— Start PROVIDED ENTRIES —
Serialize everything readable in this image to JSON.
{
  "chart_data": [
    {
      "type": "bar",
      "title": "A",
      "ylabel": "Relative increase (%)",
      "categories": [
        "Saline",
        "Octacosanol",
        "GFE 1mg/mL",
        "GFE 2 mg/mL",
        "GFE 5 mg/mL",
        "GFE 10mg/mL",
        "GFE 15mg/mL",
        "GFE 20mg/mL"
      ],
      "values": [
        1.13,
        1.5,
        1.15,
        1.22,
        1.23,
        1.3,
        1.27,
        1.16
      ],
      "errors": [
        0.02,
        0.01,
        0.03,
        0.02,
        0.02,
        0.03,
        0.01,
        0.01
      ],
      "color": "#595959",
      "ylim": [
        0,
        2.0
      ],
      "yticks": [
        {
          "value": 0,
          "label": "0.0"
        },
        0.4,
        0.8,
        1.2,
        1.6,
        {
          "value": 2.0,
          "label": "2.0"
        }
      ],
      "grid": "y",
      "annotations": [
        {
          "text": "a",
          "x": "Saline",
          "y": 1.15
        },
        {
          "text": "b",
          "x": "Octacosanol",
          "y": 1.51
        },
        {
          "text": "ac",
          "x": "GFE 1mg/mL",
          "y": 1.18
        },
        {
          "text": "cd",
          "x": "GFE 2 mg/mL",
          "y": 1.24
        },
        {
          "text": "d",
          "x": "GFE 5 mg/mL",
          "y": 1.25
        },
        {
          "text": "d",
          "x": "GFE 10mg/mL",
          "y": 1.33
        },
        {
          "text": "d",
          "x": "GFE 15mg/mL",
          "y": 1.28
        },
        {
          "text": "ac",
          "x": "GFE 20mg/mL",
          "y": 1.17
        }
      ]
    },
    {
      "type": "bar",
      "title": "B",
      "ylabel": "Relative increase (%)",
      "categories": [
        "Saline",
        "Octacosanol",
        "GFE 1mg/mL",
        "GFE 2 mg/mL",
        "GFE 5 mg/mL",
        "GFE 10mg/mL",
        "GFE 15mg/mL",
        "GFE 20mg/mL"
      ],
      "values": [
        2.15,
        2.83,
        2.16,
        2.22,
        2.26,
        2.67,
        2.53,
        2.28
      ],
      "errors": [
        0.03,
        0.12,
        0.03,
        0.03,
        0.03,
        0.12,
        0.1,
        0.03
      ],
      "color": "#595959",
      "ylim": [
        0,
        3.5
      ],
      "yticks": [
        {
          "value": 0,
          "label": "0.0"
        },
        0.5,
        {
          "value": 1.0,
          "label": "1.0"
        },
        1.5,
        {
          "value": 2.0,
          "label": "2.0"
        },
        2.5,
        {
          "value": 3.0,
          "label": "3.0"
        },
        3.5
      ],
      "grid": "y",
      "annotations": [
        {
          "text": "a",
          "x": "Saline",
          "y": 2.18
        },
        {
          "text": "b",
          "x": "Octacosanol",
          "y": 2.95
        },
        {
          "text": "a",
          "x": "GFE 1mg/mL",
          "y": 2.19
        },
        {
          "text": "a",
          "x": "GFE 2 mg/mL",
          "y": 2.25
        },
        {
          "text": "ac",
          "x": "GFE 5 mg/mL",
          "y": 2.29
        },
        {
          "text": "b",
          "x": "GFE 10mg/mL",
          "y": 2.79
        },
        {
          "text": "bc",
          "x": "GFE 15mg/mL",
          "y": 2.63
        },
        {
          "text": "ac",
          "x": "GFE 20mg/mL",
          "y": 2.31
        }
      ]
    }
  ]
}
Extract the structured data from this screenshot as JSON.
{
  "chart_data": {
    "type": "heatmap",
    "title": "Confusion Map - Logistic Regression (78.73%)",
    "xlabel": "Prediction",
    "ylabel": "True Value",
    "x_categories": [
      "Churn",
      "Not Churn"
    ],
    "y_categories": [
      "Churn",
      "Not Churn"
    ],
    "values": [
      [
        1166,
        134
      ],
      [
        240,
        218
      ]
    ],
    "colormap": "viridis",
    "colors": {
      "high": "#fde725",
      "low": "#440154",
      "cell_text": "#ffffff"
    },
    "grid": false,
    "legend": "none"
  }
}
— End PROVIDED ENTRIES —
#### THE EXERCISE:
Give again only the lines of the material above that run from the one with "Extract the structured" through the end, both included, exactly as they appear.

#### SOLVED PROBLEM:
Extract the structured data from this screenshot as JSON.
{
  "chart_data": {
    "type": "heatmap",
    "title": "Confusion Map - Logistic Regression (78.73%)",
    "xlabel": "Prediction",
    "ylabel": "True Value",
    "x_categories": [
      "Churn",
      "Not Churn"
    ],
    "y_categories": [
      "Churn",
      "Not Churn"
    ],
    "values": [
      [
        1166,
        134
      ],
      [
        240,
        218
      ]
    ],
    "colormap": "viridis",
    "colors": {
      "high": "#fde725",
      "low": "#440154",
      "cell_text": "#ffffff"
    },
    "grid": false,
    "legend": "none"
  }
}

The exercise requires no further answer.